ふつー、本人が忙しすぎて本業に割ける時間が減ってきたときに他業種ではどうするかというと、漫画家ならアシスタントを雇うし政治家なら秘書を雇う。つまりスタッフ制への移行だ。なぜまつもとゆきひろは本人が飛行機のチケットの手配とか雑用やってんのか? なんか理由があるんだろうが、ともかくこのような状況では彼が積極的にRubyの開発に関与できるわけがない。
3) ガバナンスがなってない
そもそも自称「独裁者」だったまつもとゆきひろがRuby開発にさほどコミットしていない現状、Rubyコア開発におけるガバナンス上の主権者は徐々臣民に移ってきている、かのように見える。たとえばいつからか知らないがruby core teamなるものが、どこかに存在する、かのように見える。

▶ データ
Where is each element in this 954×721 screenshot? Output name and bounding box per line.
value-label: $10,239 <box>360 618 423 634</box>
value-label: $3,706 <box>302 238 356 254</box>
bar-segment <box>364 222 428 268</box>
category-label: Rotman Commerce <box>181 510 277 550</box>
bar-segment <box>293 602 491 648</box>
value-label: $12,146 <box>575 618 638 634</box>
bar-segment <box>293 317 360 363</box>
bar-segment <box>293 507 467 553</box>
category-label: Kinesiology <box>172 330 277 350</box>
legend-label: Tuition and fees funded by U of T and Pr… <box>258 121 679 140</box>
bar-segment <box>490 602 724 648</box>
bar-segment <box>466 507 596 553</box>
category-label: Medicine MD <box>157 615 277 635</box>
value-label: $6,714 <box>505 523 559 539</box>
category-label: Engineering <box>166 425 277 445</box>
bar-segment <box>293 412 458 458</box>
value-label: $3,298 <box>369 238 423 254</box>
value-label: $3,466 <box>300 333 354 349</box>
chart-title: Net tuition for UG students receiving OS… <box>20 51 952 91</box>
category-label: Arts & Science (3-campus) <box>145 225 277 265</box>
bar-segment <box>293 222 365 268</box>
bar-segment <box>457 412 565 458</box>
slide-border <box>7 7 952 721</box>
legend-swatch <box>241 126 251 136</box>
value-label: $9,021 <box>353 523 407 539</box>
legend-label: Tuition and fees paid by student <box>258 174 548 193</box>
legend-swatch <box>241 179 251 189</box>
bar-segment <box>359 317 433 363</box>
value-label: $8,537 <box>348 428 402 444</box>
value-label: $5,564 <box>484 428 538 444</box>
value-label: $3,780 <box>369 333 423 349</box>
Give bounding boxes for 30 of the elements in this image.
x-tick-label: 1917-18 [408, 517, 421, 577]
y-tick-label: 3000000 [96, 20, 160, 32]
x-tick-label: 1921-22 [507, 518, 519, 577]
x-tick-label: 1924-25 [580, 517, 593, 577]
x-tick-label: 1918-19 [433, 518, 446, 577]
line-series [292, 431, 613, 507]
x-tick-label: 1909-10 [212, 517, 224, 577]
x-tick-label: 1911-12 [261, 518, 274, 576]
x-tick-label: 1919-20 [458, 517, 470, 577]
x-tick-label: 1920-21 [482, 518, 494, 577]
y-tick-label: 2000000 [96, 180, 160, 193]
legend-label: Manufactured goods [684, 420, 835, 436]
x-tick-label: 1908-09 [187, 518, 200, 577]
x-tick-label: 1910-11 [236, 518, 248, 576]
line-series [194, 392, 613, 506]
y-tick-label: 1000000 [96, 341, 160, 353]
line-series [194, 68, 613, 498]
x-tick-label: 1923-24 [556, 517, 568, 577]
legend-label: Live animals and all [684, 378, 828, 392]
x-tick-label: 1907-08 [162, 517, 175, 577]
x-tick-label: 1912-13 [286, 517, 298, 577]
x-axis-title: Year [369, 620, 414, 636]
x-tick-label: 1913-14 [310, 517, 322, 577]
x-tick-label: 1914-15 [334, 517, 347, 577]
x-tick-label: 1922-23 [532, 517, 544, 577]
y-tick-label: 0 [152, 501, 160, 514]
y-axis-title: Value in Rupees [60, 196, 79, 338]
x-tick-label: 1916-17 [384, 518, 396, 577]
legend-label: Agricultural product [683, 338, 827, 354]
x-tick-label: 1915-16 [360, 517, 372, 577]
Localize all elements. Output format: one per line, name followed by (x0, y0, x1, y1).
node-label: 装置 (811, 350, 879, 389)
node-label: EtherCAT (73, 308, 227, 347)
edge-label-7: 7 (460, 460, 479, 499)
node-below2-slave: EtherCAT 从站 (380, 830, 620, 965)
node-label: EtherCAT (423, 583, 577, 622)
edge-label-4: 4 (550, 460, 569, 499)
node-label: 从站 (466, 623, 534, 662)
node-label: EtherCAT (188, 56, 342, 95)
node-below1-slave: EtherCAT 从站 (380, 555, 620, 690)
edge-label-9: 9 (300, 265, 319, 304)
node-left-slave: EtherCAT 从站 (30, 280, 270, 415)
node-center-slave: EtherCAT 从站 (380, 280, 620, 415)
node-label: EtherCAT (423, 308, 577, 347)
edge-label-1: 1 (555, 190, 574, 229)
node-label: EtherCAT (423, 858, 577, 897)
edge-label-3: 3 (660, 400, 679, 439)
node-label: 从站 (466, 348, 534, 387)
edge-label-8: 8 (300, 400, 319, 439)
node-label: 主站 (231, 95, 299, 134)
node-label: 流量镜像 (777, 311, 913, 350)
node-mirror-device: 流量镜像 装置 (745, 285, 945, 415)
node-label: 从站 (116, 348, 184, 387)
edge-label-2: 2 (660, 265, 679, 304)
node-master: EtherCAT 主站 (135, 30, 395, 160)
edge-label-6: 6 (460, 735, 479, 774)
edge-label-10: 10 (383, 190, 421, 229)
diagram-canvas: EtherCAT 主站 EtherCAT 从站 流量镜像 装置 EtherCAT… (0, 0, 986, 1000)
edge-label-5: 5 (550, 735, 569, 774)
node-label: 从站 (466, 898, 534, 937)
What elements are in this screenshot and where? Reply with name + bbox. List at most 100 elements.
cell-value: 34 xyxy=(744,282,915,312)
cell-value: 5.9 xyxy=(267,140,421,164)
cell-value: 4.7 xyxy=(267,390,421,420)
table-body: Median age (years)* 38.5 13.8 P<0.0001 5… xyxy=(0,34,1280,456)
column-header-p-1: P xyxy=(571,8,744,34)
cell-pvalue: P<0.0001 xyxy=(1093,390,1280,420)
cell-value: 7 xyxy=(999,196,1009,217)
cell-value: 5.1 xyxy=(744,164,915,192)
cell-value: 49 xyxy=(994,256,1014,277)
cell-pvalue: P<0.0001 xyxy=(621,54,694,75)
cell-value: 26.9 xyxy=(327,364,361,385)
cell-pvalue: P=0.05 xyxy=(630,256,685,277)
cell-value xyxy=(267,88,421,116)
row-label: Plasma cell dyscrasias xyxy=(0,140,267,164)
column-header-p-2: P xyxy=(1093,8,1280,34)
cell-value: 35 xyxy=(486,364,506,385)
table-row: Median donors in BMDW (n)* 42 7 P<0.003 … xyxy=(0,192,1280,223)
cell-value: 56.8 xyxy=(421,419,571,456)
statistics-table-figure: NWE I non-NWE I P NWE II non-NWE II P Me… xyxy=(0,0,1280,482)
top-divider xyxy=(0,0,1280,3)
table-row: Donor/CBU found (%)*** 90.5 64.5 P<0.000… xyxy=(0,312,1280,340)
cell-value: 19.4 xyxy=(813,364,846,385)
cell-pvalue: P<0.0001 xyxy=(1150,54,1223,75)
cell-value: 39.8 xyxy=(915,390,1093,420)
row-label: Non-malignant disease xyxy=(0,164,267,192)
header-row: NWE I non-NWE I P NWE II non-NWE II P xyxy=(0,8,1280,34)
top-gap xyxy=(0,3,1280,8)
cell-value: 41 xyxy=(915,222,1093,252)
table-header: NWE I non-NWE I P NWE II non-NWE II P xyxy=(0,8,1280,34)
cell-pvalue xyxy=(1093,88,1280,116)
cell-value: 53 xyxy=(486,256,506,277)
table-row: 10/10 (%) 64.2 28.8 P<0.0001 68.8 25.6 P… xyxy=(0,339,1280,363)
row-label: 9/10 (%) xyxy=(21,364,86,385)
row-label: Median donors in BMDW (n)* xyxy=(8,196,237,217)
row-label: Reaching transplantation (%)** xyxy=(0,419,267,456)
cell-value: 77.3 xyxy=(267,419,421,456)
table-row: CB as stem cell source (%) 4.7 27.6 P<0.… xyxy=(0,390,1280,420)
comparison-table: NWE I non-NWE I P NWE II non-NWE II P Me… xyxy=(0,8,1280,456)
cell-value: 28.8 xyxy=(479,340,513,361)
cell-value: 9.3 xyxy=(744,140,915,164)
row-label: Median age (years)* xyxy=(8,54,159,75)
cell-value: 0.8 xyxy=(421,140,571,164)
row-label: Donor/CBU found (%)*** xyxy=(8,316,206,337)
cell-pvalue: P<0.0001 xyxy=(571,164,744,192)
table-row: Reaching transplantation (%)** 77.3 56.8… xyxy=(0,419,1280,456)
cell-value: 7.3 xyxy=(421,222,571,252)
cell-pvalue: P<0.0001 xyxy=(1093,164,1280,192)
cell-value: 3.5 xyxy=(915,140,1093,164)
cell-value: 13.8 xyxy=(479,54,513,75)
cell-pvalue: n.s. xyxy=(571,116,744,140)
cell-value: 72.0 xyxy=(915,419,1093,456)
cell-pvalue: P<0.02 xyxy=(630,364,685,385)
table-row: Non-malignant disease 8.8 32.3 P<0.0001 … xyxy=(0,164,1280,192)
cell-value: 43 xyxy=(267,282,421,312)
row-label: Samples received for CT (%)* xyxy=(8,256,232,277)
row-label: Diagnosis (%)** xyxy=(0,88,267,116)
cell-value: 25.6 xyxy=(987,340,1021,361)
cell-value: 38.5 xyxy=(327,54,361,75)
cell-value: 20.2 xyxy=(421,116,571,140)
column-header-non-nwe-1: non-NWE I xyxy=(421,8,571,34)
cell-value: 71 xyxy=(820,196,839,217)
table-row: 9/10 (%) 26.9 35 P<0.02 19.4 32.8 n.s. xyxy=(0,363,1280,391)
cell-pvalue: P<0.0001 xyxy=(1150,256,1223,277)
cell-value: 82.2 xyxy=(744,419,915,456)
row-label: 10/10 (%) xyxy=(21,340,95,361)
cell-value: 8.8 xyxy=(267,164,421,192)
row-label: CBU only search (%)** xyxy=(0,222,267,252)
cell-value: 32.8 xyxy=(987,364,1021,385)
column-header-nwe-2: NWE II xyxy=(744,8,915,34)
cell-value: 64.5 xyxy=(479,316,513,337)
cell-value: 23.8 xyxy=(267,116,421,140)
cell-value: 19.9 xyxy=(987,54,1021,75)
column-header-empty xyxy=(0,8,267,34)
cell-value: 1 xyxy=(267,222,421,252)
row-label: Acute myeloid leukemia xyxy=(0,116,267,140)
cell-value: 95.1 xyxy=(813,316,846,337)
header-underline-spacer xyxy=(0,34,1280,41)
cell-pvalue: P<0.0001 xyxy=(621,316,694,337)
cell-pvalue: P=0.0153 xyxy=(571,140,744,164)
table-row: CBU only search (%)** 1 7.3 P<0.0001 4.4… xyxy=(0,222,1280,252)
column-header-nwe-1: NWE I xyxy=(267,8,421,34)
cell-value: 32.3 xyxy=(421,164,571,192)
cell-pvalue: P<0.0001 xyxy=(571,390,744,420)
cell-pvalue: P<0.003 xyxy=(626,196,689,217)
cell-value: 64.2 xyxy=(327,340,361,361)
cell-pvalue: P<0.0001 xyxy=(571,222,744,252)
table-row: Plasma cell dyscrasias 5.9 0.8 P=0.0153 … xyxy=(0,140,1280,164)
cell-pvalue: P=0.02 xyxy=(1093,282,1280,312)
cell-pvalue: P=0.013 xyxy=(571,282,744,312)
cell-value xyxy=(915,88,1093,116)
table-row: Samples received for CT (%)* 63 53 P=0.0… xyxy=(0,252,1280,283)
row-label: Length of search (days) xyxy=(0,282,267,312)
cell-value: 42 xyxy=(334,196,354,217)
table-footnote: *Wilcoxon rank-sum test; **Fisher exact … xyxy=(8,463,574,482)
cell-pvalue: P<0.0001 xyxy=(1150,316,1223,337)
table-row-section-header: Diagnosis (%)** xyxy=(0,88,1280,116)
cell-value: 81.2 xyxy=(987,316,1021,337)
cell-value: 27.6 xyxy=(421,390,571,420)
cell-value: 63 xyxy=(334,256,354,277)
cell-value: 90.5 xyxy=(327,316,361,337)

▶ 取り組む問題
a. Ruby開発についての文章をもとに、次の問いにそれぞれ答えよ。
(i) 忙しくなった漫画家は誰を雇うとされているか。
(ii) 「3)」として掲げられた見出しは何か。
(iii) まつもとゆきひろはかつて自分を何と称していたとされているか。
b. Ruby開発についての文章を、最後の文の後から引き継いで書き進めよ。

▶ 問題の解答
a.
(i) アシスタント
(ii) ガバナンスがなってない
(iii) 「独裁者」

b.
もちろんそんなのは嘘っぱちであって、誰がメンバーであるかもよくわからない上に、強制力のある議決のようなものも発効できないので、真面目にガバナンスがない。MLの議論は、あれはただの喫煙室トークだ。強制力のない議決に何ら意味はない。まあメンバー不明では議決すらとりようがないんだが。
4) セクショナリズムとコミュニティ政治の力学
この項、まとまりきらなかったので、またあとで。
5) いいかげんIRCから表に出ろ
チャットというツール自体を否定するわけではない(IRCプロトコルに対する批判はまた今度)。しょせんツールなので、使いようによってはとても便利だし、使いようによっては弊害も出るという至極当たり前の話である。しかしRubyの開発はIRCに閉じすぎている。ある時、俺はIRCをやめてみようと思った。どうしても緊急時になったらそんときはまた繋ぎに行けばいいよねと思って一旦接続を切った。そんな昔の話じゃないよ? 藤沢が停止するしちょうどいい機会だと思ったことを覚えているから、去年度後半の話。
んで、どうなったかというと、ひと月も経たずにほうほうのていでIRCに繋ぎ直した。完敗です。あそこ読んでないと何起こってんのかさっぱりわかんねえ。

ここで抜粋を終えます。